#### WHAT THE TASK ASKS:
Copy out the listing that follows exactly, dropping every picture.

(Records from a dataset)
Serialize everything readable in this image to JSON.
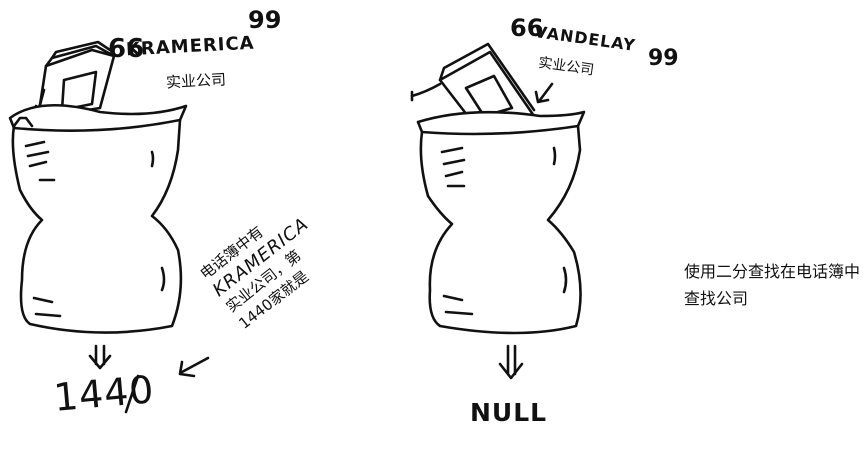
{
  "left_panel": {
    "open_quote": "66",
    "close_quote": "99",
    "company_name": "KRAMERICA",
    "company_subtitle": "实业公司",
    "result": "1440",
    "note_lines": [
      "电话簿中有",
      "KRAMERICA",
      "实业公司，第",
      "1440家就是"
    ]
  },
  "right_panel": {
    "open_quote": "66",
    "close_quote": "99",
    "company_name": "VANDELAY",
    "company_subtitle": "实业公司",
    "result": "NULL"
  },
  "caption": "使用二分查找在电话簿中查找公司"
}
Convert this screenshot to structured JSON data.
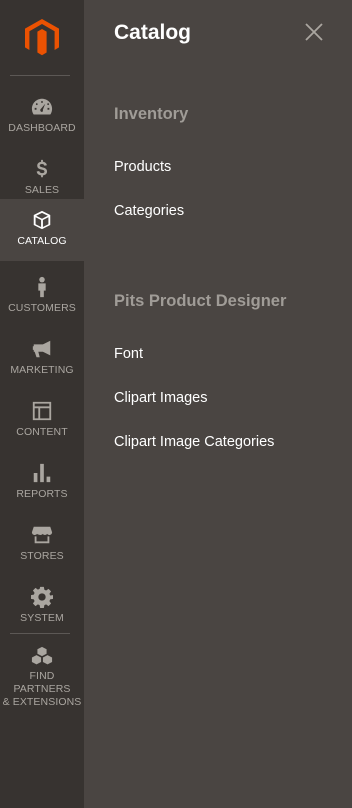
{
  "sidebar": {
    "items": [
      {
        "label": "DASHBOARD",
        "icon": "dashboard-icon"
      },
      {
        "label": "SALES",
        "icon": "dollar-icon"
      },
      {
        "label": "CATALOG",
        "icon": "box-icon"
      },
      {
        "label": "CUSTOMERS",
        "icon": "person-icon"
      },
      {
        "label": "MARKETING",
        "icon": "megaphone-icon"
      },
      {
        "label": "CONTENT",
        "icon": "layout-icon"
      },
      {
        "label": "REPORTS",
        "icon": "bar-chart-icon"
      },
      {
        "label": "STORES",
        "icon": "storefront-icon"
      },
      {
        "label": "SYSTEM",
        "icon": "gear-icon"
      },
      {
        "label_line1": "FIND PARTNERS",
        "label_line2": "& EXTENSIONS",
        "icon": "cubes-icon"
      }
    ],
    "active": "CATALOG"
  },
  "panel": {
    "title": "Catalog",
    "sections": [
      {
        "title": "Inventory",
        "links": [
          "Products",
          "Categories"
        ]
      },
      {
        "title": "Pits Product Designer",
        "links": [
          "Font",
          "Clipart Images",
          "Clipart Image Categories"
        ]
      }
    ]
  },
  "colors": {
    "sidebar_bg": "#373330",
    "panel_bg": "#4a4542",
    "brand": "#eb5202",
    "muted_text": "#aaa6a0"
  }
}
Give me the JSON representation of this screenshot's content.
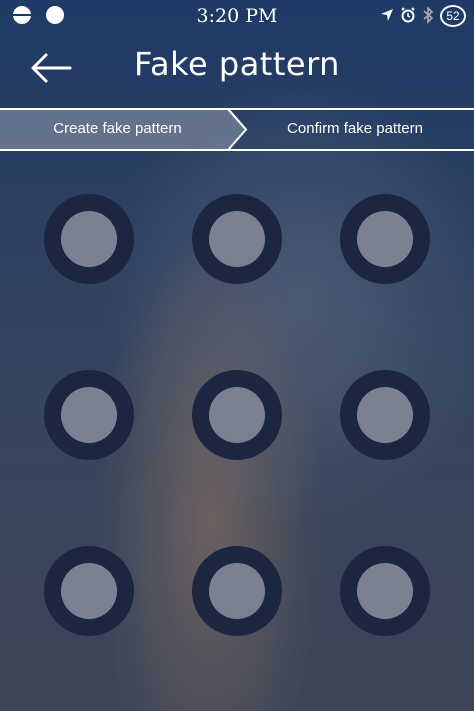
{
  "status_bar": {
    "time": "3:20 PM",
    "battery_level": "52",
    "icons": [
      "location-arrow-icon",
      "alarm-icon",
      "bluetooth-icon"
    ]
  },
  "header": {
    "title": "Fake pattern",
    "back_icon": "arrow-left-icon"
  },
  "steps": [
    {
      "label": "Create fake pattern",
      "active": true
    },
    {
      "label": "Confirm fake pattern",
      "active": false
    }
  ],
  "pattern": {
    "rows": 3,
    "cols": 3,
    "nodes": [
      1,
      2,
      3,
      4,
      5,
      6,
      7,
      8,
      9
    ]
  },
  "colors": {
    "node_ring": "#1c2640",
    "node_fill": "#7c8192",
    "active_step_bg": "#6e7b93"
  }
}
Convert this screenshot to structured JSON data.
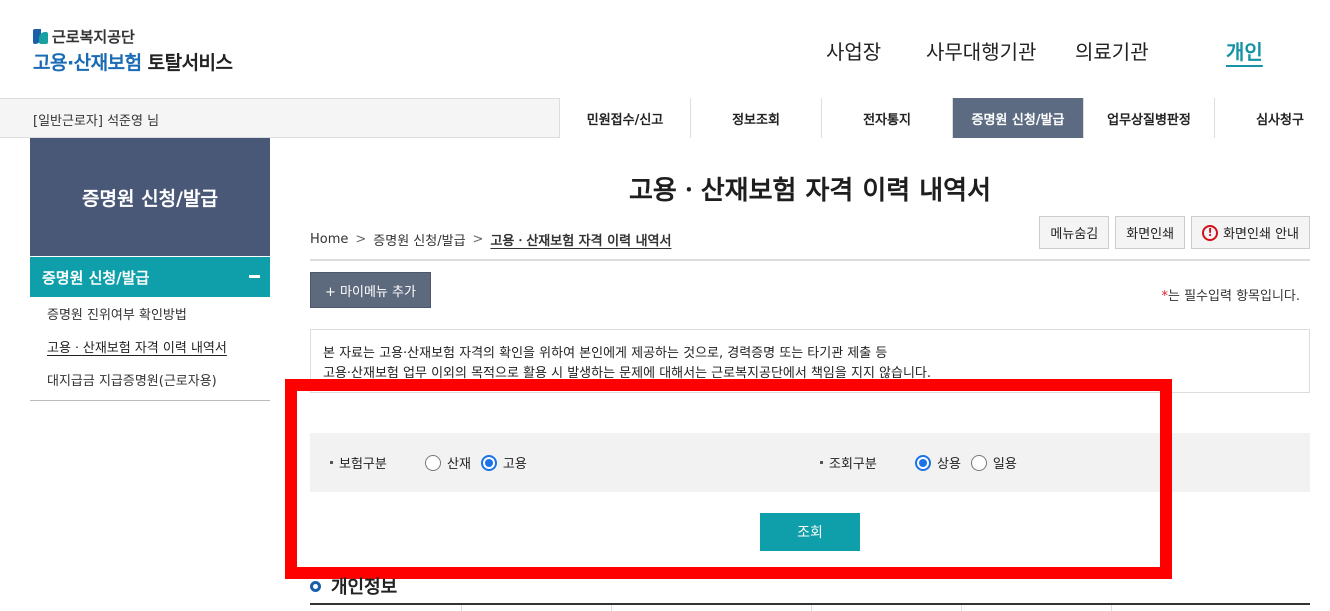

#### OUTPUT FOR THIS EXERCISE:
Serialize everything readable in this image to JSON.
{
  "left_panel": {
    "open_quote": "66",
    "close_quote": "99",
    "company_name": "KRAMERICA",
    "company_subtitle": "实业公司",
    "result": "1440",
    "note_lines": [
      "电话簿中有",
      "KRAMERICA",
      "实业公司，第",
      "1440家就是"
    ]
  },
  "right_panel": {
    "open_quote": "66",
    "close_quote": "99",
    "company_name": "VANDELAY",
    "company_subtitle": "实业公司",
    "result": "NULL"
  },
  "caption": "使用二分查找在电话簿中查找公司"
}
Convert this screenshot to structured JSON data.
{
  "sidebar": {
    "items": [
      {
        "label": "DASHBOARD",
        "icon": "dashboard-icon"
      },
      {
        "label": "SALES",
        "icon": "dollar-icon"
      },
      {
        "label": "CATALOG",
        "icon": "box-icon"
      },
      {
        "label": "CUSTOMERS",
        "icon": "person-icon"
      },
      {
        "label": "MARKETING",
        "icon": "megaphone-icon"
      },
      {
        "label": "CONTENT",
        "icon": "layout-icon"
      },
      {
        "label": "REPORTS",
        "icon": "bar-chart-icon"
      },
      {
        "label": "STORES",
        "icon": "storefront-icon"
      },
      {
        "label": "SYSTEM",
        "icon": "gear-icon"
      },
      {
        "label_line1": "FIND PARTNERS",
        "label_line2": "& EXTENSIONS",
        "icon": "cubes-icon"
      }
    ],
    "active": "CATALOG"
  },
  "panel": {
    "title": "Catalog",
    "sections": [
      {
        "title": "Inventory",
        "links": [
          "Products",
          "Categories"
        ]
      },
      {
        "title": "Pits Product Designer",
        "links": [
          "Font",
          "Clipart Images",
          "Clipart Image Categories"
        ]
      }
    ]
  },
  "colors": {
    "sidebar_bg": "#373330",
    "panel_bg": "#4a4542",
    "brand": "#eb5202",
    "muted_text": "#aaa6a0"
  }
}
Give me the JSON representation of this screenshot's content.
{
  "status_bar": {
    "time": "3:20 PM",
    "battery_level": "52",
    "icons": [
      "location-arrow-icon",
      "alarm-icon",
      "bluetooth-icon"
    ]
  },
  "header": {
    "title": "Fake pattern",
    "back_icon": "arrow-left-icon"
  },
  "steps": [
    {
      "label": "Create fake pattern",
      "active": true
    },
    {
      "label": "Confirm fake pattern",
      "active": false
    }
  ],
  "pattern": {
    "rows": 3,
    "cols": 3,
    "nodes": [
      1,
      2,
      3,
      4,
      5,
      6,
      7,
      8,
      9
    ]
  },
  "colors": {
    "node_ring": "#1c2640",
    "node_fill": "#7c8192",
    "active_step_bg": "#6e7b93"
  }
}
Convert this screenshot to structured JSON data.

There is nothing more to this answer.